Supplied passage

========================================================================

Having reviewed things, tried a few and judging by the mail topics 
that recur here is my stab at (3):

(3.0)
   We need to spell out somewhere the "logical" (perl visible)
   semantics of strings. We need to remove the SvUTF8 and internal 
   stuff from the docs as seen by perl level user - move to 
   perlutf8guts or whatever.

(3.1)
   One true "bug":

   unpack('C',$str) != ord($str)   in some cases.
   Despite perlfunc saying 
"
    sub ordinal { unpack("c",$_[0]); } # same as ord()

"
   As far as I am aware this is the only remaining wart in the ASCII world.
   (I was not aware of it till this thread started as I am pack/unpack phobic.)

   (We can make it do what it does now in scope of 'use bytes' of course.)

(3.2)
   Encode::* are less elegant than they could be, I at least have 
   adding things there without documenting them, some documented
   things are stubs. I suggest I draft a new 'pod', post it here, 
   get agreement and then implement it.
   (Anyone else is welcome to draft it if they get there first.)

   In essence where we have 
     $length = from_to($string,'Unicode','foo');
     $length = from_to($string,'foo','Unicode');

   we will have 

     $encoded = encode_as('foo',$string); 
     $string  = decode_from('foo',$encoded); 
 
   the trivial cases  

     $encode  = encode_as_utf8($string);     # encode_as('utf8',$string)
     $string  = decode_from_utf8($encoded); 

   will be special cased.

   The main issue is getting the names right so they "read" correctly
   and don't confuse people.

(3.3)
   EBCDIC world has legacy reasons why ord('A') != 0x41.
   We need a formal statement that on EBCDIC platforms we don't
   use Unicode codepoints but "HybriCode" where U+0 .. U+255 map to IBM-1047
   as defined in ext/Encode/Encode/cp1047.ucm, but that other code points
   map as themselves.    _Or_ whatever the formal definition is.

========================================================================

The data
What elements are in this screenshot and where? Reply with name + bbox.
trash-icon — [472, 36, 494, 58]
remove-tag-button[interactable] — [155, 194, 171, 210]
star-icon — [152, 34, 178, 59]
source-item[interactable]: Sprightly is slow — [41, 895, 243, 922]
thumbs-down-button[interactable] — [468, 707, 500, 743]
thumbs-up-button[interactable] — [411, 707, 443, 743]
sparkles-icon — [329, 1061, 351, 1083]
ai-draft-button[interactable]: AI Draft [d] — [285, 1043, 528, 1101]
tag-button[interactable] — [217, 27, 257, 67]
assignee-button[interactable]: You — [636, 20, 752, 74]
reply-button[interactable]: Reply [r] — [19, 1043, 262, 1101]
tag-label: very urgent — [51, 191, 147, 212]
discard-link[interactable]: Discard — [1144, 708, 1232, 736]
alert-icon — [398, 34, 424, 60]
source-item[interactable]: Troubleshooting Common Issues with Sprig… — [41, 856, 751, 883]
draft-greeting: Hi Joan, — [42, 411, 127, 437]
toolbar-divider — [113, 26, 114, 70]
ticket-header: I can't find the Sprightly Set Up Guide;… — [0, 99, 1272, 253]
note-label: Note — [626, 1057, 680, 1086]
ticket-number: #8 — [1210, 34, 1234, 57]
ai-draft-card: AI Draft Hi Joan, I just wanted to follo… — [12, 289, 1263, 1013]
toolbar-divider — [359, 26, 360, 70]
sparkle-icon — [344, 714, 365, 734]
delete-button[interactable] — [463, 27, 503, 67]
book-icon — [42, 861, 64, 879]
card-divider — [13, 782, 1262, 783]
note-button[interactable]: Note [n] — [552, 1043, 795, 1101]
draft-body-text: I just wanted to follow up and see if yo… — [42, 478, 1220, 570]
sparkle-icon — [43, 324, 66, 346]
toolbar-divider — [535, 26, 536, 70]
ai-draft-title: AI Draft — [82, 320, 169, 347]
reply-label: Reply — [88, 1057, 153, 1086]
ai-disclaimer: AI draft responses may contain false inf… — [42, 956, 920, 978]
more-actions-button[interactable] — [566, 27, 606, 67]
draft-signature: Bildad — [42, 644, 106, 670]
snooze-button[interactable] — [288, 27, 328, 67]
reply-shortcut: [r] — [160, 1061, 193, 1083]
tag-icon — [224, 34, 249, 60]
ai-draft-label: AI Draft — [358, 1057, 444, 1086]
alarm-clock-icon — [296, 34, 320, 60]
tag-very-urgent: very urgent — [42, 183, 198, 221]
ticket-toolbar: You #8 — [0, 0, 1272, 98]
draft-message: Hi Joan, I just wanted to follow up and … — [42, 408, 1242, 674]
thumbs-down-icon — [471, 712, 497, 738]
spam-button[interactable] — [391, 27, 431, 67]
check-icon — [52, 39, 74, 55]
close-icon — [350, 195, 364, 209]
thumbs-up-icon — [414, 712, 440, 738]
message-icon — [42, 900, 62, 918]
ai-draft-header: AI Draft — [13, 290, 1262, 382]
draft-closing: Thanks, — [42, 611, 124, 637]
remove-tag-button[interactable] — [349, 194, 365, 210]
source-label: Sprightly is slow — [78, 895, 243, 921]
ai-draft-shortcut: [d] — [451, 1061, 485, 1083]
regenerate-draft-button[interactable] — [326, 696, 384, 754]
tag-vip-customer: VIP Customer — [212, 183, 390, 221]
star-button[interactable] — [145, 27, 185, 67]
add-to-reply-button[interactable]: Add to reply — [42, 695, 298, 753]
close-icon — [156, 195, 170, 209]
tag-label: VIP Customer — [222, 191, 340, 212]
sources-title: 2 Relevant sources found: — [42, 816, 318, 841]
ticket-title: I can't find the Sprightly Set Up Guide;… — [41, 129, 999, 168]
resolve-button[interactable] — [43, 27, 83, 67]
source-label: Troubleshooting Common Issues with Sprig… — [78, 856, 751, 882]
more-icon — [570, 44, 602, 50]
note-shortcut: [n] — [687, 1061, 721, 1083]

========================================================================

Explore the material
A - In the post on Perl string handling, what do U+0 through U+255 map to on EBCDIC platforms under the proposed "HybriCode"?
B - Retype the post on Perl string handling between "We need to spell" and "same as ord()", inclusive.
C - List every function name that the post on Perl string handling proposes to replace from_to.

Numbered responses
A - IBM-1047, as defined in ext/Encode/Encode/cp1047.ucm.

B -
We need to spell out somewhere the "logical" (perl visible)
   semantics of strings. We need to remove the SvUTF8 and internal 
   stuff from the docs as seen by perl level user - move to 
   perlutf8guts or whatever.

(3.1)
   One true "bug":

   unpack('C',$str) != ord($str)   in some cases.
   Despite perlfunc saying 
"
    sub ordinal { unpack("c",$_[0]); } # same as ord()

C - encode_as, decode_from, encode_as_utf8, decode_from_utf8